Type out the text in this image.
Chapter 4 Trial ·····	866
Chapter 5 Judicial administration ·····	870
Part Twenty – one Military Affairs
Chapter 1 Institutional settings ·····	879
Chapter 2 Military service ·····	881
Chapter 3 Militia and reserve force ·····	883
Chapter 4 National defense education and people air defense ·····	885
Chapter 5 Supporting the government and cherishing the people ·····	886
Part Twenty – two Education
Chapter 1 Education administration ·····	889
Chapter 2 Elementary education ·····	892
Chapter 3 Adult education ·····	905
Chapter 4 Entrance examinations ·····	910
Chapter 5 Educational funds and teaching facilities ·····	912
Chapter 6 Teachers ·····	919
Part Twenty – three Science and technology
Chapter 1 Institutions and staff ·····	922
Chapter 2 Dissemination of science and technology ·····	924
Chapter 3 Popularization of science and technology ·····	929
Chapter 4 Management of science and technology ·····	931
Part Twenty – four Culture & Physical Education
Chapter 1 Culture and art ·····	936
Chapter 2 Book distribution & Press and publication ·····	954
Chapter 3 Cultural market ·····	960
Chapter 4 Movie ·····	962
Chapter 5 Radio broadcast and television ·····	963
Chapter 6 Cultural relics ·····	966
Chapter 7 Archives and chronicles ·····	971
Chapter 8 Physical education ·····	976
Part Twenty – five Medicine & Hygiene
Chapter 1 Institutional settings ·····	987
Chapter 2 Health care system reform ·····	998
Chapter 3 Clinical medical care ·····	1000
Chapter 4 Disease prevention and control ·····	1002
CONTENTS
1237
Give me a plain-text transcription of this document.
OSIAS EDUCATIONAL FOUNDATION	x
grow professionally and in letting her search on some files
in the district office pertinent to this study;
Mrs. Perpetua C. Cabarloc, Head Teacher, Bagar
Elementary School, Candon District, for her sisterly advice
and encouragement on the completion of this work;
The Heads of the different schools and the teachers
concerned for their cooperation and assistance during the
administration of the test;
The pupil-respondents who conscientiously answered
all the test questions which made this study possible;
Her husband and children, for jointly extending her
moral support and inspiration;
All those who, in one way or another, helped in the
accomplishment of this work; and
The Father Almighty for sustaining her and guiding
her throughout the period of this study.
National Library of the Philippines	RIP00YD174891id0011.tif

__To do__. Return exactly the lines from the one containing "Give me a plain-text" to the last line of the data, and nothing more.

__The response__.
Give me a plain-text transcription of this document.
OSIAS EDUCATIONAL FOUNDATION	x
grow professionally and in letting her search on some files
in the district office pertinent to this study;
Mrs. Perpetua C. Cabarloc, Head Teacher, Bagar
Elementary School, Candon District, for her sisterly advice
and encouragement on the completion of this work;
The Heads of the different schools and the teachers
concerned for their cooperation and assistance during the
administration of the test;
The pupil-respondents who conscientiously answered
all the test questions which made this study possible;
Her husband and children, for jointly extending her
moral support and inspiration;
All those who, in one way or another, helped in the
accomplishment of this work; and
The Father Almighty for sustaining her and guiding
her throughout the period of this study.
National Library of the Philippines	RIP00YD174891id0011.tif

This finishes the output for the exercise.